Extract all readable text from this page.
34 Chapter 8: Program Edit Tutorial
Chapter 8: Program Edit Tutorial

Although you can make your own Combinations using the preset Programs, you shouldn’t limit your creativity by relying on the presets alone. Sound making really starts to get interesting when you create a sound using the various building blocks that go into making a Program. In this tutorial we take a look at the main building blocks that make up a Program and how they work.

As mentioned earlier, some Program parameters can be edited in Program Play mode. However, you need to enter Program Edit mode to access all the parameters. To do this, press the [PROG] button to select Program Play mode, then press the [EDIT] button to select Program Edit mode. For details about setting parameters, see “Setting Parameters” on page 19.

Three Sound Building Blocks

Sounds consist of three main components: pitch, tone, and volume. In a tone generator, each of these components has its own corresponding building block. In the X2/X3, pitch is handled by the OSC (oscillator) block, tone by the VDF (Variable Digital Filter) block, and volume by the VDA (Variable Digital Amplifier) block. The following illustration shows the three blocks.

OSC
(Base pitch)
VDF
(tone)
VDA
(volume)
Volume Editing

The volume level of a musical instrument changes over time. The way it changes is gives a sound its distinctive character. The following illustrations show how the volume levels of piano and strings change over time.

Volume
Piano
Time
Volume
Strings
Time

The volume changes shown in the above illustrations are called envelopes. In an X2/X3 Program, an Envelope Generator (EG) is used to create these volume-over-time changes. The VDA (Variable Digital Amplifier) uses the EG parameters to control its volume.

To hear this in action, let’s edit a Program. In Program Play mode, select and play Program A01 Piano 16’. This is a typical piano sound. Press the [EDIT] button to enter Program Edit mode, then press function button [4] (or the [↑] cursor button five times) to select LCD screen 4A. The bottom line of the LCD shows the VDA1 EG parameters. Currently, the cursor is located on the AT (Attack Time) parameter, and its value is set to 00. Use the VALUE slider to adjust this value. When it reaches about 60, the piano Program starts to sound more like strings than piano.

===============

> EXERCISE AIM
The entries above should be repeated exactly, every one of them.

> CORRECT RESPONSE
Extract all readable text from this page.
34 Chapter 8: Program Edit Tutorial
Chapter 8: Program Edit Tutorial

Although you can make your own Combinations using the preset Programs, you shouldn’t limit your creativity by relying on the presets alone. Sound making really starts to get interesting when you create a sound using the various building blocks that go into making a Program. In this tutorial we take a look at the main building blocks that make up a Program and how they work.

As mentioned earlier, some Program parameters can be edited in Program Play mode. However, you need to enter Program Edit mode to access all the parameters. To do this, press the [PROG] button to select Program Play mode, then press the [EDIT] button to select Program Edit mode. For details about setting parameters, see “Setting Parameters” on page 19.

Three Sound Building Blocks

Sounds consist of three main components: pitch, tone, and volume. In a tone generator, each of these components has its own corresponding building block. In the X2/X3, pitch is handled by the OSC (oscillator) block, tone by the VDF (Variable Digital Filter) block, and volume by the VDA (Variable Digital Amplifier) block. The following illustration shows the three blocks.

OSC
(Base pitch)
VDF
(tone)
VDA
(volume)
Volume Editing

The volume level of a musical instrument changes over time. The way it changes is gives a sound its distinctive character. The following illustrations show how the volume levels of piano and strings change over time.

Volume
Piano
Time
Volume
Strings
Time

The volume changes shown in the above illustrations are called envelopes. In an X2/X3 Program, an Envelope Generator (EG) is used to create these volume-over-time changes. The VDA (Variable Digital Amplifier) uses the EG parameters to control its volume.

To hear this in action, let’s edit a Program. In Program Play mode, select and play Program A01 Piano 16’. This is a typical piano sound. Press the [EDIT] button to enter Program Edit mode, then press function button [4] (or the [↑] cursor button five times) to select LCD screen 4A. The bottom line of the LCD shows the VDA1 EG parameters. Currently, the cursor is located on the AT (Attack Time) parameter, and its value is set to 00. Use the VALUE slider to adjust this value. When it reaches about 60, the piano Program starts to sound more like strings than piano.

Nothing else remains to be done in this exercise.